[Collected data entries]
====

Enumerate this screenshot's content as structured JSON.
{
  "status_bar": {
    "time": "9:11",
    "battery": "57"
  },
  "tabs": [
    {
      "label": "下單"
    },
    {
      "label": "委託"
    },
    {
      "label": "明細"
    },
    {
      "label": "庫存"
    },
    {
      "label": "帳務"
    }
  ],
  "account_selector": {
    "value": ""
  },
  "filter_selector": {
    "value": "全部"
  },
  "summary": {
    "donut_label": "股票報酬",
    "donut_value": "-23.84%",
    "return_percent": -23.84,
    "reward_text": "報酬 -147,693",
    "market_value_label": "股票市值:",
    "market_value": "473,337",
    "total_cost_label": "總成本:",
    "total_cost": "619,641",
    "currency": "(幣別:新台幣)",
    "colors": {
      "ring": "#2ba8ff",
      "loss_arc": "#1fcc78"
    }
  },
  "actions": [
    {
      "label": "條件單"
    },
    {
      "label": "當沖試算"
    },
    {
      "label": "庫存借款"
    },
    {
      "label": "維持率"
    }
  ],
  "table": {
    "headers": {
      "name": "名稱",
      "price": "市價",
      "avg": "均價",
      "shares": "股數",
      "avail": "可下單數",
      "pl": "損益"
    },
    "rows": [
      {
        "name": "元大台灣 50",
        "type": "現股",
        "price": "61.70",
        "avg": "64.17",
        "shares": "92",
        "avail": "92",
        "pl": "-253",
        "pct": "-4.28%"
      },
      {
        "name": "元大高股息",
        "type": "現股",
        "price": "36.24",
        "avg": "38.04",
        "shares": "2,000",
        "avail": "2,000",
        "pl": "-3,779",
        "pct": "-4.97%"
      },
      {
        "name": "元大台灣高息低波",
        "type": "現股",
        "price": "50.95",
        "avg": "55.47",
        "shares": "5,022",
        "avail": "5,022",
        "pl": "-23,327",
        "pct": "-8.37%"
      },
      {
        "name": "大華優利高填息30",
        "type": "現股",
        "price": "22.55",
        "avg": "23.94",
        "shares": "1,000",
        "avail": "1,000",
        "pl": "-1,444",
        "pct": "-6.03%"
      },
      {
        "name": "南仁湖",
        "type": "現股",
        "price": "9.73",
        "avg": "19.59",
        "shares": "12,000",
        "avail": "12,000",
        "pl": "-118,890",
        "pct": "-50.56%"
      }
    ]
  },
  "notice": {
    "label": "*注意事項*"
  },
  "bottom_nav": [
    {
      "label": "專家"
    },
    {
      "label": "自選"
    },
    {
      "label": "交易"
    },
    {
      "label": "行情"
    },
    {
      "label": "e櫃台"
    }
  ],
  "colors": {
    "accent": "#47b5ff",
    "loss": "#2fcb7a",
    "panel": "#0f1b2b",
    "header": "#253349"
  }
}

====

-- EXERCISE BRIEF --
Set down all of the data above, word for word.

-- TASK RESULT --
Enumerate this screenshot's content as structured JSON.
{
  "status_bar": {
    "time": "9:11",
    "battery": "57"
  },
  "tabs": [
    {
      "label": "下單"
    },
    {
      "label": "委託"
    },
    {
      "label": "明細"
    },
    {
      "label": "庫存"
    },
    {
      "label": "帳務"
    }
  ],
  "account_selector": {
    "value": ""
  },
  "filter_selector": {
    "value": "全部"
  },
  "summary": {
    "donut_label": "股票報酬",
    "donut_value": "-23.84%",
    "return_percent": -23.84,
    "reward_text": "報酬 -147,693",
    "market_value_label": "股票市值:",
    "market_value": "473,337",
    "total_cost_label": "總成本:",
    "total_cost": "619,641",
    "currency": "(幣別:新台幣)",
    "colors": {
      "ring": "#2ba8ff",
      "loss_arc": "#1fcc78"
    }
  },
  "actions": [
    {
      "label": "條件單"
    },
    {
      "label": "當沖試算"
    },
    {
      "label": "庫存借款"
    },
    {
      "label": "維持率"
    }
  ],
  "table": {
    "headers": {
      "name": "名稱",
      "price": "市價",
      "avg": "均價",
      "shares": "股數",
      "avail": "可下單數",
      "pl": "損益"
    },
    "rows": [
      {
        "name": "元大台灣 50",
        "type": "現股",
        "price": "61.70",
        "avg": "64.17",
        "shares": "92",
        "avail": "92",
        "pl": "-253",
        "pct": "-4.28%"
      },
      {
        "name": "元大高股息",
        "type": "現股",
        "price": "36.24",
        "avg": "38.04",
        "shares": "2,000",
        "avail": "2,000",
        "pl": "-3,779",
        "pct": "-4.97%"
      },
      {
        "name": "元大台灣高息低波",
        "type": "現股",
        "price": "50.95",
        "avg": "55.47",
        "shares": "5,022",
        "avail": "5,022",
        "pl": "-23,327",
        "pct": "-8.37%"
      },
      {
        "name": "大華優利高填息30",
        "type": "現股",
        "price": "22.55",
        "avg": "23.94",
        "shares": "1,000",
        "avail": "1,000",
        "pl": "-1,444",
        "pct": "-6.03%"
      },
      {
        "name": "南仁湖",
        "type": "現股",
        "price": "9.73",
        "avg": "19.59",
        "shares": "12,000",
        "avail": "12,000",
        "pl": "-118,890",
        "pct": "-50.56%"
      }
    ]
  },
  "notice": {
    "label": "*注意事項*"
  },
  "bottom_nav": [
    {
      "label": "專家"
    },
    {
      "label": "自選"
    },
    {
      "label": "交易"
    },
    {
      "label": "行情"
    },
    {
      "label": "e櫃台"
    }
  ],
  "colors": {
    "accent": "#47b5ff",
    "loss": "#2fcb7a",
    "panel": "#0f1b2b",
    "header": "#253349"
  }
}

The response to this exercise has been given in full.